EXERCISE -> In the records below, find each line containing the word "Poor" and copy it.

RECORDS SHOWN ->
-------------------------

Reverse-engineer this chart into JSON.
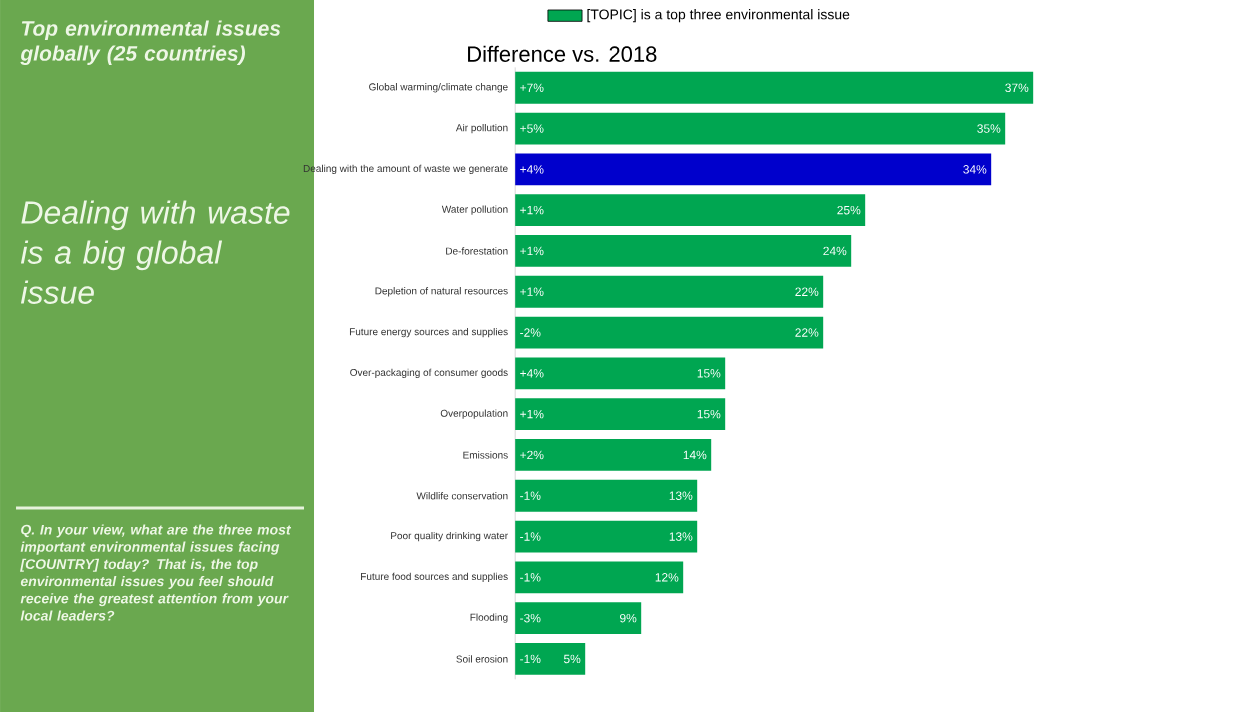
{
  "chart_data": {
    "type": "bar",
    "orientation": "horizontal",
    "title": "Top environmental issues globally (25 countries)",
    "subtitle": "Dealing with waste is a big global issue",
    "xlabel": "Difference vs. 2018",
    "categories": [
      "Global warming/climate change",
      "Air pollution",
      "Dealing with the amount of waste we generate",
      "Water pollution",
      "De-forestation",
      "Depletion of natural resources",
      "Future energy sources and supplies",
      "Over-packaging of consumer goods",
      "Overpopulation",
      "Emissions",
      "Wildlife conservation",
      "Poor quality drinking water",
      "Future food sources and supplies",
      "Flooding",
      "Soil erosion"
    ],
    "series": [
      {
        "name": "[TOPIC] is a top three environmental issue",
        "color": "#00a651",
        "colors": [
          "#00a651",
          "#00a651",
          "#0000cc",
          "#00a651",
          "#00a651",
          "#00a651",
          "#00a651",
          "#00a651",
          "#00a651",
          "#00a651",
          "#00a651",
          "#00a651",
          "#00a651",
          "#00a651",
          "#00a651"
        ],
        "values": [
          37,
          35,
          34,
          25,
          24,
          22,
          22,
          15,
          15,
          14,
          13,
          13,
          12,
          9,
          5
        ],
        "value_labels": [
          "37%",
          "35%",
          "34%",
          "25%",
          "24%",
          "22%",
          "22%",
          "15%",
          "15%",
          "14%",
          "13%",
          "13%",
          "12%",
          "9%",
          "5%"
        ]
      }
    ],
    "xlim": [
      0,
      37
    ],
    "tick_labels": "y",
    "legend": "top",
    "annotations": [
      "Q. In your view, what are the three most important environmental issues facing [COUNTRY] today? That is, the top environmental issues you feel should receive the greatest attention from your local leaders?",
      {
        "text": "+7%",
        "y": "Global warming/climate change"
      },
      {
        "text": "+5%",
        "y": "Air pollution"
      },
      {
        "text": "+4%",
        "y": "Dealing with the amount of waste we generate"
      },
      {
        "text": "+1%",
        "y": "Water pollution"
      },
      {
        "text": "+1%",
        "y": "De-forestation"
      },
      {
        "text": "+1%",
        "y": "Depletion of natural resources"
      },
      {
        "text": "-2%",
        "y": "Future energy sources and supplies"
      },
      {
        "text": "+4%",
        "y": "Over-packaging of consumer goods"
      },
      {
        "text": "+1%",
        "y": "Overpopulation"
      },
      {
        "text": "+2%",
        "y": "Emissions"
      },
      {
        "text": "-1%",
        "y": "Wildlife conservation"
      },
      {
        "text": "-1%",
        "y": "Poor quality drinking water"
      },
      {
        "text": "-1%",
        "y": "Future food sources and supplies"
      },
      {
        "text": "-3%",
        "y": "Flooding"
      },
      {
        "text": "-1%",
        "y": "Soil erosion"
      }
    ]
  }
}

-------------------------

OUTPUT FOR THIS EXERCISE ->
      "Poor quality drinking water",
        "y": "Poor quality drinking water"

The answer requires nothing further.